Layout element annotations
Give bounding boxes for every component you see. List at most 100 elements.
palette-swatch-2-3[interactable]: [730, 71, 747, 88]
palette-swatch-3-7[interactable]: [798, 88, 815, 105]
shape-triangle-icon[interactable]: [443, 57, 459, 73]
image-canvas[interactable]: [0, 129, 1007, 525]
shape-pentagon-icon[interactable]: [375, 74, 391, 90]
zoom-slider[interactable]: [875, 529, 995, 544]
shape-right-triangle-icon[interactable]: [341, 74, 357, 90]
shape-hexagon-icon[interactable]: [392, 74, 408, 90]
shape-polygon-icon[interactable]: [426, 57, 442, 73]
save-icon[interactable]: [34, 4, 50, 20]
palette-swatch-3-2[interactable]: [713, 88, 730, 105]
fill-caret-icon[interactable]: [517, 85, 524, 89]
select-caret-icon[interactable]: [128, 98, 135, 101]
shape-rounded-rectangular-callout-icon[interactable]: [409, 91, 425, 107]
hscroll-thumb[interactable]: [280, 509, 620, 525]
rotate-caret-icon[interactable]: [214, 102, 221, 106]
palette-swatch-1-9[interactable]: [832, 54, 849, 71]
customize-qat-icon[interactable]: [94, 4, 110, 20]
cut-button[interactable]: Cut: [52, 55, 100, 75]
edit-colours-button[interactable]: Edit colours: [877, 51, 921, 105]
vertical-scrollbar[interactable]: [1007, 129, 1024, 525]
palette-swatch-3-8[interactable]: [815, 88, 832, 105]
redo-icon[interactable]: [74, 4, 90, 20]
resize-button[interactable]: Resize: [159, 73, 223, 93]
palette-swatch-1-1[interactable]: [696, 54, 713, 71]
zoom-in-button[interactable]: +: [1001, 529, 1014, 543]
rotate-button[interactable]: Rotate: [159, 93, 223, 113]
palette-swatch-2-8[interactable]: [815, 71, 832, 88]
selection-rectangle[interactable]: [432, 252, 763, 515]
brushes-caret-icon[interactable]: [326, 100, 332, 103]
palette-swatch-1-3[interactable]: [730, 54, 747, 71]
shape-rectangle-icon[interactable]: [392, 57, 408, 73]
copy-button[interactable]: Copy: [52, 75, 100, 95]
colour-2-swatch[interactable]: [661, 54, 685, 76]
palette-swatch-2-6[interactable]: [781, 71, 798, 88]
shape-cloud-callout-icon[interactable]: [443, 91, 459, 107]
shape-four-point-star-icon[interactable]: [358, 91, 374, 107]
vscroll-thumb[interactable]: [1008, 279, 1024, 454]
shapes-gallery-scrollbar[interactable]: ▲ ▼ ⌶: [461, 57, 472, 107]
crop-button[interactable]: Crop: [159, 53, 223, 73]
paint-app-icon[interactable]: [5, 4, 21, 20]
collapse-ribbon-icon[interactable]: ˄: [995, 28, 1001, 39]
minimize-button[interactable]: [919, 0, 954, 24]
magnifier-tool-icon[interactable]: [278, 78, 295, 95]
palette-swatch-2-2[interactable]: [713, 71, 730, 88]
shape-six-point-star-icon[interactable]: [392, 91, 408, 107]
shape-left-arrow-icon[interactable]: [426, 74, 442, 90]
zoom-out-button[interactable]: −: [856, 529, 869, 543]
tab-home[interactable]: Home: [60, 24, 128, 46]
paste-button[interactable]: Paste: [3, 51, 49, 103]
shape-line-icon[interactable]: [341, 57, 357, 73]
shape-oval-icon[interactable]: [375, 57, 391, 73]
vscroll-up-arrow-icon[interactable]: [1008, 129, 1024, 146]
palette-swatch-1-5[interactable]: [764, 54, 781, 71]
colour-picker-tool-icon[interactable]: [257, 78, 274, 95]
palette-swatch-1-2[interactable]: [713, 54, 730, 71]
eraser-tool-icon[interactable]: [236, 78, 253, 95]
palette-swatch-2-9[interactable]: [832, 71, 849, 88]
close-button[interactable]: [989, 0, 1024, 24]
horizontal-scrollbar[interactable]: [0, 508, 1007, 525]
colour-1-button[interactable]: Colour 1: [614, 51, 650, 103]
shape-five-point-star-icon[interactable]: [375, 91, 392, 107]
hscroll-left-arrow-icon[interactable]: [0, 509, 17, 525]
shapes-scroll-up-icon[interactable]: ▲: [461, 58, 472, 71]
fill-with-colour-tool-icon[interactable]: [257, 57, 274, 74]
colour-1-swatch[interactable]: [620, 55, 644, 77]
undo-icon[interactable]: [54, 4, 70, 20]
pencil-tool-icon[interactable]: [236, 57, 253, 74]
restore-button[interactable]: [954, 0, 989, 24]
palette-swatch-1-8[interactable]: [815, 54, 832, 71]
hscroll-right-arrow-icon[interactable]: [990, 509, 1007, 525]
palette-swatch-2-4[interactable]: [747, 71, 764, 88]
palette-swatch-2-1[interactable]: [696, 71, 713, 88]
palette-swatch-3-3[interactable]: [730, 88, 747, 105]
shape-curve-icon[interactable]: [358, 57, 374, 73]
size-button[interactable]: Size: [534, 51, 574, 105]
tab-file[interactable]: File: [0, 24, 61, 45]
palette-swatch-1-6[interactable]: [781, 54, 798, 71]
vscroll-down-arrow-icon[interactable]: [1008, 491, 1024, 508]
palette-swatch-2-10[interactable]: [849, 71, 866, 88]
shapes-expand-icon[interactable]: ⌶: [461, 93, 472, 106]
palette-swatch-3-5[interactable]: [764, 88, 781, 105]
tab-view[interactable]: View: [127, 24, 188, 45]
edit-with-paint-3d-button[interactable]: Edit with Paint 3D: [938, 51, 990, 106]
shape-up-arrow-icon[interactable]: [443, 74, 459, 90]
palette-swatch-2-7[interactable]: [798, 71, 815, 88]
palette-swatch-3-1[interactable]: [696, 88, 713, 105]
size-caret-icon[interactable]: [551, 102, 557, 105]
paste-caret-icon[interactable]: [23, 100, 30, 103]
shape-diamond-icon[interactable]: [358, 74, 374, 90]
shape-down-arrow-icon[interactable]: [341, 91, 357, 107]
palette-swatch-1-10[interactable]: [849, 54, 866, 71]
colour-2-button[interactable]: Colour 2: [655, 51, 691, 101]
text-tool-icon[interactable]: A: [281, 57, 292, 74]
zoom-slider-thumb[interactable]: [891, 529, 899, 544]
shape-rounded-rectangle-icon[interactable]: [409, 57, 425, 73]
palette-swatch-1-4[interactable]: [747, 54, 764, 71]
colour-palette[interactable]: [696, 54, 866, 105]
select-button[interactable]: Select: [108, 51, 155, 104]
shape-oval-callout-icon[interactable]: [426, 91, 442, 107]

§ GOAL OF THE EXERCISE
Can you reproduce all the records with "clickable" substituted for every "interactable", leaving everything else unchanged?

§ RESPONSE TO THE EXERCISE
Give bounding boxes for every component you see. List at most 100 elements.
palette-swatch-2-3[clickable]: [730, 71, 747, 88]
palette-swatch-3-7[clickable]: [798, 88, 815, 105]
shape-triangle-icon[clickable]: [443, 57, 459, 73]
image-canvas[clickable]: [0, 129, 1007, 525]
shape-pentagon-icon[clickable]: [375, 74, 391, 90]
zoom-slider[clickable]: [875, 529, 995, 544]
shape-right-triangle-icon[clickable]: [341, 74, 357, 90]
shape-hexagon-icon[clickable]: [392, 74, 408, 90]
shape-polygon-icon[clickable]: [426, 57, 442, 73]
save-icon[clickable]: [34, 4, 50, 20]
palette-swatch-3-2[clickable]: [713, 88, 730, 105]
fill-caret-icon[clickable]: [517, 85, 524, 89]
select-caret-icon[clickable]: [128, 98, 135, 101]
shape-rounded-rectangular-callout-icon[clickable]: [409, 91, 425, 107]
hscroll-thumb[clickable]: [280, 509, 620, 525]
rotate-caret-icon[clickable]: [214, 102, 221, 106]
palette-swatch-1-9[clickable]: [832, 54, 849, 71]
customize-qat-icon[clickable]: [94, 4, 110, 20]
cut-button[clickable]: Cut: [52, 55, 100, 75]
edit-colours-button[clickable]: Edit colours: [877, 51, 921, 105]
vertical-scrollbar[clickable]: [1007, 129, 1024, 525]
palette-swatch-3-8[clickable]: [815, 88, 832, 105]
redo-icon[clickable]: [74, 4, 90, 20]
resize-button[clickable]: Resize: [159, 73, 223, 93]
palette-swatch-1-1[clickable]: [696, 54, 713, 71]
zoom-in-button[clickable]: +: [1001, 529, 1014, 543]
rotate-button[clickable]: Rotate: [159, 93, 223, 113]
palette-swatch-2-8[clickable]: [815, 71, 832, 88]
selection-rectangle[clickable]: [432, 252, 763, 515]
brushes-caret-icon[clickable]: [326, 100, 332, 103]
palette-swatch-1-3[clickable]: [730, 54, 747, 71]
shape-rectangle-icon[clickable]: [392, 57, 408, 73]
copy-button[clickable]: Copy: [52, 75, 100, 95]
colour-2-swatch[clickable]: [661, 54, 685, 76]
palette-swatch-2-6[clickable]: [781, 71, 798, 88]
shape-cloud-callout-icon[clickable]: [443, 91, 459, 107]
shape-four-point-star-icon[clickable]: [358, 91, 374, 107]
vscroll-thumb[clickable]: [1008, 279, 1024, 454]
shapes-gallery-scrollbar[clickable]: ▲ ▼ ⌶: [461, 57, 472, 107]
crop-button[clickable]: Crop: [159, 53, 223, 73]
paint-app-icon[clickable]: [5, 4, 21, 20]
collapse-ribbon-icon[clickable]: ˄: [995, 28, 1001, 39]
minimize-button[clickable]: [919, 0, 954, 24]
magnifier-tool-icon[clickable]: [278, 78, 295, 95]
palette-swatch-2-2[clickable]: [713, 71, 730, 88]
shape-six-point-star-icon[clickable]: [392, 91, 408, 107]
shape-left-arrow-icon[clickable]: [426, 74, 442, 90]
zoom-out-button[clickable]: −: [856, 529, 869, 543]
tab-home[clickable]: Home: [60, 24, 128, 46]
paste-button[clickable]: Paste: [3, 51, 49, 103]
shape-line-icon[clickable]: [341, 57, 357, 73]
shape-oval-icon[clickable]: [375, 57, 391, 73]
vscroll-up-arrow-icon[clickable]: [1008, 129, 1024, 146]
palette-swatch-1-5[clickable]: [764, 54, 781, 71]
colour-picker-tool-icon[clickable]: [257, 78, 274, 95]
palette-swatch-1-2[clickable]: [713, 54, 730, 71]
eraser-tool-icon[clickable]: [236, 78, 253, 95]
palette-swatch-2-9[clickable]: [832, 71, 849, 88]
close-button[clickable]: [989, 0, 1024, 24]
horizontal-scrollbar[clickable]: [0, 508, 1007, 525]
colour-1-button[clickable]: Colour 1: [614, 51, 650, 103]
shape-five-point-star-icon[clickable]: [375, 91, 392, 107]
hscroll-left-arrow-icon[clickable]: [0, 509, 17, 525]
shapes-scroll-up-icon[clickable]: ▲: [461, 58, 472, 71]
fill-with-colour-tool-icon[clickable]: [257, 57, 274, 74]
colour-1-swatch[clickable]: [620, 55, 644, 77]
undo-icon[clickable]: [54, 4, 70, 20]
pencil-tool-icon[clickable]: [236, 57, 253, 74]
restore-button[clickable]: [954, 0, 989, 24]
palette-swatch-1-8[clickable]: [815, 54, 832, 71]
hscroll-right-arrow-icon[clickable]: [990, 509, 1007, 525]
palette-swatch-2-4[clickable]: [747, 71, 764, 88]
palette-swatch-2-1[clickable]: [696, 71, 713, 88]
palette-swatch-3-3[clickable]: [730, 88, 747, 105]
shape-curve-icon[clickable]: [358, 57, 374, 73]
size-button[clickable]: Size: [534, 51, 574, 105]
tab-file[clickable]: File: [0, 24, 61, 45]
palette-swatch-1-6[clickable]: [781, 54, 798, 71]
vscroll-down-arrow-icon[clickable]: [1008, 491, 1024, 508]
palette-swatch-2-10[clickable]: [849, 71, 866, 88]
shapes-expand-icon[clickable]: ⌶: [461, 93, 472, 106]
palette-swatch-3-5[clickable]: [764, 88, 781, 105]
tab-view[clickable]: View: [127, 24, 188, 45]
edit-with-paint-3d-button[clickable]: Edit with Paint 3D: [938, 51, 990, 106]
shape-up-arrow-icon[clickable]: [443, 74, 459, 90]
palette-swatch-2-7[clickable]: [798, 71, 815, 88]
palette-swatch-3-1[clickable]: [696, 88, 713, 105]
size-caret-icon[clickable]: [551, 102, 557, 105]
paste-caret-icon[clickable]: [23, 100, 30, 103]
shape-diamond-icon[clickable]: [358, 74, 374, 90]
shape-down-arrow-icon[clickable]: [341, 91, 357, 107]
palette-swatch-1-10[clickable]: [849, 54, 866, 71]
colour-2-button[clickable]: Colour 2: [655, 51, 691, 101]
text-tool-icon[clickable]: A: [281, 57, 292, 74]
zoom-slider-thumb[clickable]: [891, 529, 899, 544]
shape-rounded-rectangle-icon[clickable]: [409, 57, 425, 73]
palette-swatch-1-4[clickable]: [747, 54, 764, 71]
colour-palette[clickable]: [696, 54, 866, 105]
select-button[clickable]: Select: [108, 51, 155, 104]
shape-oval-callout-icon[clickable]: [426, 91, 442, 107]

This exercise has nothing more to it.